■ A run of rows
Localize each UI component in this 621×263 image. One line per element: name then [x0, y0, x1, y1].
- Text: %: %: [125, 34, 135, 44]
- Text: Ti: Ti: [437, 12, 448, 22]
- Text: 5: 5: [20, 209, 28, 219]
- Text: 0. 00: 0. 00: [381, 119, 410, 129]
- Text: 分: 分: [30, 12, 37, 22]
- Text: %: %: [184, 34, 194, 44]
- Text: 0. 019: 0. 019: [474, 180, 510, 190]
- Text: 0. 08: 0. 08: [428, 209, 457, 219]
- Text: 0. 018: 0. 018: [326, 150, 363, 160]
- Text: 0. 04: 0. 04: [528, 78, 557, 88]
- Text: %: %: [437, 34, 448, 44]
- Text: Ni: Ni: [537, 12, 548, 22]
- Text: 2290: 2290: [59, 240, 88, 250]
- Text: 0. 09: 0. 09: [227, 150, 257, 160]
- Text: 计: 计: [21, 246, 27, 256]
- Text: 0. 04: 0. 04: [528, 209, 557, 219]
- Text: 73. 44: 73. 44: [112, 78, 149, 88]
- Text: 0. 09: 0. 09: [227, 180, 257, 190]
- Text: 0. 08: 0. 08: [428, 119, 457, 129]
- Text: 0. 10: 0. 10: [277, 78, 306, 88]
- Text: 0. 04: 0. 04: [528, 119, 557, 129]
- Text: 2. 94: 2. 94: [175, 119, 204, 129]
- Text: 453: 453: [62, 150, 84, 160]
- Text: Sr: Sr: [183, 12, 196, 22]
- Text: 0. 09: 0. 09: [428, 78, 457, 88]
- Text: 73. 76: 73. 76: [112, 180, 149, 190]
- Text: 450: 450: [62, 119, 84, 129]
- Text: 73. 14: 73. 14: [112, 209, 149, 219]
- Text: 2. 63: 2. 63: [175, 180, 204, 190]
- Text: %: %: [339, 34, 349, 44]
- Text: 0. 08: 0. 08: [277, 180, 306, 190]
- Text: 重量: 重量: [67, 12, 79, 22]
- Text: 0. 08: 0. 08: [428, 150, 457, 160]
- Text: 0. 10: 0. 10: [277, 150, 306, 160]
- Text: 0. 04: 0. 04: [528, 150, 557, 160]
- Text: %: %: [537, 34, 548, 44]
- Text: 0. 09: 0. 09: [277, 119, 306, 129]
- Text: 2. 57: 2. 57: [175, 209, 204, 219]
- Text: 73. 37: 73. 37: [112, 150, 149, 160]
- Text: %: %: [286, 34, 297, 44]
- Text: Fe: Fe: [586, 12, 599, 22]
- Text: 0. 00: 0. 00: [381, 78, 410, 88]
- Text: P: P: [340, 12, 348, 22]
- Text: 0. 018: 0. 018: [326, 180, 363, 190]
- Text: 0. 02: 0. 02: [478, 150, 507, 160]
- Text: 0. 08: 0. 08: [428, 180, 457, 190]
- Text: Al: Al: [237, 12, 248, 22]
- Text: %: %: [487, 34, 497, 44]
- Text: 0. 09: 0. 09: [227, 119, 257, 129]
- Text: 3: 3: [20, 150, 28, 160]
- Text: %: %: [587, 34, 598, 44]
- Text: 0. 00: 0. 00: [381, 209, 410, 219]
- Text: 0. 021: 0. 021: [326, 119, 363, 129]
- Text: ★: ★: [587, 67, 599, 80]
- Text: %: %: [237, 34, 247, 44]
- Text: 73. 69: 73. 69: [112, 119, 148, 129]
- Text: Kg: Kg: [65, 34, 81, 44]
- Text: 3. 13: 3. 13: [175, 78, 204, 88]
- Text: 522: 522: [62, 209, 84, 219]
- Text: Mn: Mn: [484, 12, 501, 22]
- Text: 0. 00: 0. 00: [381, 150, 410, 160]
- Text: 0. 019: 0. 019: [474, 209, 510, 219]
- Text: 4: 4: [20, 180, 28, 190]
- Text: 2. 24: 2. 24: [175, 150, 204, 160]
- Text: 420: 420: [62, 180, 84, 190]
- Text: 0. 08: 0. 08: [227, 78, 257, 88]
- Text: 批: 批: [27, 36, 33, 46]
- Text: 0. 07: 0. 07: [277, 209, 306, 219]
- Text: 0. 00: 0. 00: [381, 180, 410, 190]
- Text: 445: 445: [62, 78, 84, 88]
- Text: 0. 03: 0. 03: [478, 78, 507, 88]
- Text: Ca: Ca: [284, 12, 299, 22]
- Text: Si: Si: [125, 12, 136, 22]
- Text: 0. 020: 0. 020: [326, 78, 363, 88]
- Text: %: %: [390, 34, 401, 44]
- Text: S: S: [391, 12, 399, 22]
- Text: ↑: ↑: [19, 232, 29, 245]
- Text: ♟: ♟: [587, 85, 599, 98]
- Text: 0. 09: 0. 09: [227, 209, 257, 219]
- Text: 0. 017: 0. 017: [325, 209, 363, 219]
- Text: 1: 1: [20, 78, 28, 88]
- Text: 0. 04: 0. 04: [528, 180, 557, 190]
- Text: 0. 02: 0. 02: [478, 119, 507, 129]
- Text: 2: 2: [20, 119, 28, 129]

■ Stated problem
Could you rewrite every row above with "UI component" changed to "interface element" and nothing else altered?

■ Completed exercise
Localize each interface element in this 621×263 image. One line per element: name then [x0, y0, x1, y1].
- Text: %: %: [125, 34, 135, 44]
- Text: Ti: Ti: [437, 12, 448, 22]
- Text: 5: 5: [20, 209, 28, 219]
- Text: 0. 00: 0. 00: [381, 119, 410, 129]
- Text: 分: 分: [30, 12, 37, 22]
- Text: %: %: [184, 34, 194, 44]
- Text: 0. 019: 0. 019: [474, 180, 510, 190]
- Text: 0. 08: 0. 08: [428, 209, 457, 219]
- Text: 0. 018: 0. 018: [326, 150, 363, 160]
- Text: 0. 04: 0. 04: [528, 78, 557, 88]
- Text: %: %: [437, 34, 448, 44]
- Text: Ni: Ni: [537, 12, 548, 22]
- Text: 2290: 2290: [59, 240, 88, 250]
- Text: 0. 09: 0. 09: [227, 150, 257, 160]
- Text: 计: 计: [21, 246, 27, 256]
- Text: 0. 04: 0. 04: [528, 209, 557, 219]
- Text: 73. 44: 73. 44: [112, 78, 149, 88]
- Text: 0. 09: 0. 09: [227, 180, 257, 190]
- Text: 0. 08: 0. 08: [428, 119, 457, 129]
- Text: 0. 10: 0. 10: [277, 78, 306, 88]
- Text: 0. 04: 0. 04: [528, 119, 557, 129]
- Text: 2. 94: 2. 94: [175, 119, 204, 129]
- Text: 453: 453: [62, 150, 84, 160]
- Text: Sr: Sr: [183, 12, 196, 22]
- Text: 0. 09: 0. 09: [428, 78, 457, 88]
- Text: 73. 76: 73. 76: [112, 180, 149, 190]
- Text: 450: 450: [62, 119, 84, 129]
- Text: 73. 14: 73. 14: [112, 209, 149, 219]
- Text: 2. 63: 2. 63: [175, 180, 204, 190]
- Text: %: %: [339, 34, 349, 44]
- Text: 0. 08: 0. 08: [277, 180, 306, 190]
- Text: 重量: 重量: [67, 12, 79, 22]
- Text: 0. 08: 0. 08: [428, 150, 457, 160]
- Text: 0. 10: 0. 10: [277, 150, 306, 160]
- Text: 0. 04: 0. 04: [528, 150, 557, 160]
- Text: %: %: [537, 34, 548, 44]
- Text: 0. 09: 0. 09: [277, 119, 306, 129]
- Text: 2. 57: 2. 57: [175, 209, 204, 219]
- Text: 73. 37: 73. 37: [112, 150, 149, 160]
- Text: %: %: [286, 34, 297, 44]
- Text: Fe: Fe: [586, 12, 599, 22]
- Text: 0. 00: 0. 00: [381, 78, 410, 88]
- Text: P: P: [340, 12, 348, 22]
- Text: 0. 018: 0. 018: [326, 180, 363, 190]
- Text: 0. 02: 0. 02: [478, 150, 507, 160]
- Text: 0. 08: 0. 08: [428, 180, 457, 190]
- Text: Al: Al: [237, 12, 248, 22]
- Text: %: %: [487, 34, 497, 44]
- Text: 0. 09: 0. 09: [227, 119, 257, 129]
- Text: 3: 3: [20, 150, 28, 160]
- Text: %: %: [587, 34, 598, 44]
- Text: 0. 00: 0. 00: [381, 209, 410, 219]
- Text: 0. 021: 0. 021: [326, 119, 363, 129]
- Text: ★: ★: [587, 67, 599, 80]
- Text: %: %: [237, 34, 247, 44]
- Text: 73. 69: 73. 69: [112, 119, 148, 129]
- Text: Kg: Kg: [65, 34, 81, 44]
- Text: 3. 13: 3. 13: [175, 78, 204, 88]
- Text: 522: 522: [62, 209, 84, 219]
- Text: Mn: Mn: [484, 12, 501, 22]
- Text: 0. 00: 0. 00: [381, 150, 410, 160]
- Text: 0. 019: 0. 019: [474, 209, 510, 219]
- Text: 4: 4: [20, 180, 28, 190]
- Text: 2. 24: 2. 24: [175, 150, 204, 160]
- Text: 420: 420: [62, 180, 84, 190]
- Text: 0. 08: 0. 08: [227, 78, 257, 88]
- Text: 批: 批: [27, 36, 33, 46]
- Text: 0. 07: 0. 07: [277, 209, 306, 219]
- Text: 0. 00: 0. 00: [381, 180, 410, 190]
- Text: 445: 445: [62, 78, 84, 88]
- Text: 0. 03: 0. 03: [478, 78, 507, 88]
- Text: Ca: Ca: [284, 12, 299, 22]
- Text: Si: Si: [125, 12, 136, 22]
- Text: 0. 020: 0. 020: [326, 78, 363, 88]
- Text: %: %: [390, 34, 401, 44]
- Text: S: S: [391, 12, 399, 22]
- Text: ↑: ↑: [19, 232, 29, 245]
- Text: ♟: ♟: [587, 85, 599, 98]
- Text: 0. 09: 0. 09: [227, 209, 257, 219]
- Text: 0. 017: 0. 017: [325, 209, 363, 219]
- Text: 1: 1: [20, 78, 28, 88]
- Text: 0. 04: 0. 04: [528, 180, 557, 190]
- Text: 0. 02: 0. 02: [478, 119, 507, 129]
- Text: 2: 2: [20, 119, 28, 129]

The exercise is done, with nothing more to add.